> **Records**
=-=-=
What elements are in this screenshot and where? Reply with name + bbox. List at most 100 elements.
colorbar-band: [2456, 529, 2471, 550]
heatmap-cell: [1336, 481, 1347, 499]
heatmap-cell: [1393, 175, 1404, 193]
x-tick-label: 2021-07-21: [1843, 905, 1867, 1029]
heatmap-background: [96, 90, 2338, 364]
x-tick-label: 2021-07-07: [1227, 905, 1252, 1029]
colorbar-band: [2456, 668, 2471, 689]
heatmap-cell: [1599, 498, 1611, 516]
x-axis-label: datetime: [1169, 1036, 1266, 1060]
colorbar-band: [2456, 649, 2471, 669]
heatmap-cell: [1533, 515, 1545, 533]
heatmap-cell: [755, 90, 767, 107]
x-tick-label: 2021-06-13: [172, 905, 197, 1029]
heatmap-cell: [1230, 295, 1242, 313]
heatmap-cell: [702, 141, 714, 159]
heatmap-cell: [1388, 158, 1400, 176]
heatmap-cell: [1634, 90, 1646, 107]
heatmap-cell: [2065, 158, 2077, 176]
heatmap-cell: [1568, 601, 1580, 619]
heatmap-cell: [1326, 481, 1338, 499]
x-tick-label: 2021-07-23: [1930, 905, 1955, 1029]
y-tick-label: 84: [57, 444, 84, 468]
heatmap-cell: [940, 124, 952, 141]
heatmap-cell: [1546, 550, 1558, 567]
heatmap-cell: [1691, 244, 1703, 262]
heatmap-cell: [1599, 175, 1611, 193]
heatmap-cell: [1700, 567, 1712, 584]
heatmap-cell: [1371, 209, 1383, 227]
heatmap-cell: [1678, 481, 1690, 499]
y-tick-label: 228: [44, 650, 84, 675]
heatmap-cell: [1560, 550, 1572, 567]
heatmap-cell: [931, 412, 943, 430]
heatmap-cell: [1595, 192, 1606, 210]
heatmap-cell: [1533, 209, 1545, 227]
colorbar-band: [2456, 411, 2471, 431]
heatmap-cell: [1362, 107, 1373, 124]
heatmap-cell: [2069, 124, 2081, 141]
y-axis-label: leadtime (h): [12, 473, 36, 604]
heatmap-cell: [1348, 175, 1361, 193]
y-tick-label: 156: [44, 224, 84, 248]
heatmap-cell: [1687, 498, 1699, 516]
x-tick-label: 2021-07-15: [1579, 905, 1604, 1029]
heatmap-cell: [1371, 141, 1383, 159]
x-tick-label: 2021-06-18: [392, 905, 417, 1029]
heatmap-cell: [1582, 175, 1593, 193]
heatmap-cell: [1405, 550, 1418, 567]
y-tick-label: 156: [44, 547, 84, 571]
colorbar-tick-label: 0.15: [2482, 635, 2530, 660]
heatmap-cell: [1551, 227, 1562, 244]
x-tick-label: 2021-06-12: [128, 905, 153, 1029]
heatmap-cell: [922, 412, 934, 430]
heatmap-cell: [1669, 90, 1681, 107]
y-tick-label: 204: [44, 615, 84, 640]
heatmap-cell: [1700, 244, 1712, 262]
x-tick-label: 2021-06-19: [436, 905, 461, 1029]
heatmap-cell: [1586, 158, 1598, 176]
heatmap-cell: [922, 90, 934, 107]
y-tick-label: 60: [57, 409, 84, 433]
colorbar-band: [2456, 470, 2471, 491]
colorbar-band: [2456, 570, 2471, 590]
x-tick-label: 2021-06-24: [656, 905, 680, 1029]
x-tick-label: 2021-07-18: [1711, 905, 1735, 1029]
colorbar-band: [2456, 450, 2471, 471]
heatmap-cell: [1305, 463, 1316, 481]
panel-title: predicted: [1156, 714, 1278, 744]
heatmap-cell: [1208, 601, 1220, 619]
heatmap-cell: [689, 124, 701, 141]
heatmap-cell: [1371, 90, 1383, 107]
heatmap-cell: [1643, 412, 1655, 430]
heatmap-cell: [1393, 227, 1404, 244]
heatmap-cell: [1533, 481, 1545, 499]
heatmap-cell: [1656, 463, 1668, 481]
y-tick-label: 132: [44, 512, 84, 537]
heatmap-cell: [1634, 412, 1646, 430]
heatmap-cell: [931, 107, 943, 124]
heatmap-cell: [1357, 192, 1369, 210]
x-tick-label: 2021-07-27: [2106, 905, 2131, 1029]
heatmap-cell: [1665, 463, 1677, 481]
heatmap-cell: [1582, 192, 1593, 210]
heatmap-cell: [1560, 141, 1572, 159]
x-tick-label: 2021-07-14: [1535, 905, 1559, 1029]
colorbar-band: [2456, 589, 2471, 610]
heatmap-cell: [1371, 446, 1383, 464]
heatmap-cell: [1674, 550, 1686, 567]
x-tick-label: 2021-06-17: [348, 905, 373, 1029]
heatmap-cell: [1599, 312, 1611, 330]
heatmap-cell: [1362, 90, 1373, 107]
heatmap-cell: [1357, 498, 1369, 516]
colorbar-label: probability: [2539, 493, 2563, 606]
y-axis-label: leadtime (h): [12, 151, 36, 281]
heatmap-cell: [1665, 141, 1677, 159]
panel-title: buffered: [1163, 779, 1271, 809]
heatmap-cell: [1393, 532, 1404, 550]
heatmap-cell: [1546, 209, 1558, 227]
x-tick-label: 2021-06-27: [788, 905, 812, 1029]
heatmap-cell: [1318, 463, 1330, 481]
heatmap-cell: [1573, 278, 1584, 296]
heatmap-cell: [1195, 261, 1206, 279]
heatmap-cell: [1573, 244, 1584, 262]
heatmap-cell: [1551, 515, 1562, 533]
=-=-=
> **Your task**
Rewrite the listing above with every "heatmap-cell" swapped for "heatmap-tile", leaving everything else unchanged.

> **Expected answer**
What elements are in this screenshot and where? Reply with name + bbox. List at most 100 elements.
colorbar-band: [2456, 529, 2471, 550]
heatmap-tile: [1336, 481, 1347, 499]
heatmap-tile: [1393, 175, 1404, 193]
x-tick-label: 2021-07-21: [1843, 905, 1867, 1029]
heatmap-background: [96, 90, 2338, 364]
x-tick-label: 2021-07-07: [1227, 905, 1252, 1029]
colorbar-band: [2456, 668, 2471, 689]
heatmap-tile: [1599, 498, 1611, 516]
x-axis-label: datetime: [1169, 1036, 1266, 1060]
colorbar-band: [2456, 649, 2471, 669]
heatmap-tile: [1533, 515, 1545, 533]
heatmap-tile: [755, 90, 767, 107]
x-tick-label: 2021-06-13: [172, 905, 197, 1029]
heatmap-tile: [1230, 295, 1242, 313]
heatmap-tile: [702, 141, 714, 159]
heatmap-tile: [1388, 158, 1400, 176]
heatmap-tile: [1634, 90, 1646, 107]
heatmap-tile: [2065, 158, 2077, 176]
heatmap-tile: [1568, 601, 1580, 619]
heatmap-tile: [1326, 481, 1338, 499]
x-tick-label: 2021-07-23: [1930, 905, 1955, 1029]
y-tick-label: 84: [57, 444, 84, 468]
heatmap-tile: [940, 124, 952, 141]
heatmap-tile: [1546, 550, 1558, 567]
heatmap-tile: [1691, 244, 1703, 262]
heatmap-tile: [1599, 175, 1611, 193]
heatmap-tile: [1700, 567, 1712, 584]
heatmap-tile: [1371, 209, 1383, 227]
heatmap-tile: [1678, 481, 1690, 499]
y-tick-label: 228: [44, 650, 84, 675]
heatmap-tile: [1560, 550, 1572, 567]
heatmap-tile: [931, 412, 943, 430]
heatmap-tile: [1595, 192, 1606, 210]
heatmap-tile: [1533, 209, 1545, 227]
colorbar-band: [2456, 411, 2471, 431]
heatmap-tile: [1362, 107, 1373, 124]
heatmap-tile: [2069, 124, 2081, 141]
y-axis-label: leadtime (h): [12, 473, 36, 604]
heatmap-tile: [1348, 175, 1361, 193]
y-tick-label: 156: [44, 224, 84, 248]
heatmap-tile: [1687, 498, 1699, 516]
x-tick-label: 2021-07-15: [1579, 905, 1604, 1029]
heatmap-tile: [1371, 141, 1383, 159]
x-tick-label: 2021-06-18: [392, 905, 417, 1029]
heatmap-tile: [1582, 175, 1593, 193]
heatmap-tile: [1405, 550, 1418, 567]
y-tick-label: 156: [44, 547, 84, 571]
colorbar-tick-label: 0.15: [2482, 635, 2530, 660]
heatmap-tile: [1551, 227, 1562, 244]
x-tick-label: 2021-06-12: [128, 905, 153, 1029]
heatmap-tile: [922, 412, 934, 430]
heatmap-tile: [1669, 90, 1681, 107]
y-tick-label: 204: [44, 615, 84, 640]
heatmap-tile: [1700, 244, 1712, 262]
x-tick-label: 2021-06-19: [436, 905, 461, 1029]
heatmap-tile: [1586, 158, 1598, 176]
heatmap-tile: [922, 90, 934, 107]
y-tick-label: 60: [57, 409, 84, 433]
colorbar-band: [2456, 470, 2471, 491]
colorbar-band: [2456, 570, 2471, 590]
x-tick-label: 2021-06-24: [656, 905, 680, 1029]
x-tick-label: 2021-07-18: [1711, 905, 1735, 1029]
colorbar-band: [2456, 450, 2471, 471]
heatmap-tile: [1305, 463, 1316, 481]
panel-title: predicted: [1156, 714, 1278, 744]
heatmap-tile: [1208, 601, 1220, 619]
heatmap-tile: [689, 124, 701, 141]
heatmap-tile: [1371, 90, 1383, 107]
heatmap-tile: [1643, 412, 1655, 430]
heatmap-tile: [1393, 227, 1404, 244]
heatmap-tile: [1533, 481, 1545, 499]
heatmap-tile: [1656, 463, 1668, 481]
y-tick-label: 132: [44, 512, 84, 537]
heatmap-tile: [1634, 412, 1646, 430]
heatmap-tile: [931, 107, 943, 124]
heatmap-tile: [1357, 192, 1369, 210]
x-tick-label: 2021-07-27: [2106, 905, 2131, 1029]
heatmap-tile: [1665, 463, 1677, 481]
heatmap-tile: [1582, 192, 1593, 210]
heatmap-tile: [1560, 141, 1572, 159]
x-tick-label: 2021-07-14: [1535, 905, 1559, 1029]
colorbar-band: [2456, 589, 2471, 610]
heatmap-tile: [1371, 446, 1383, 464]
heatmap-tile: [1674, 550, 1686, 567]
x-tick-label: 2021-06-17: [348, 905, 373, 1029]
heatmap-tile: [1599, 312, 1611, 330]
heatmap-tile: [1362, 90, 1373, 107]
heatmap-tile: [1357, 498, 1369, 516]
colorbar-label: probability: [2539, 493, 2563, 606]
y-axis-label: leadtime (h): [12, 151, 36, 281]
heatmap-tile: [1665, 141, 1677, 159]
panel-title: buffered: [1163, 779, 1271, 809]
heatmap-tile: [1393, 532, 1404, 550]
heatmap-tile: [1546, 209, 1558, 227]
x-tick-label: 2021-06-27: [788, 905, 812, 1029]
heatmap-tile: [1318, 463, 1330, 481]
heatmap-tile: [1573, 278, 1584, 296]
heatmap-tile: [1195, 261, 1206, 279]
heatmap-tile: [1573, 244, 1584, 262]
heatmap-tile: [1551, 515, 1562, 533]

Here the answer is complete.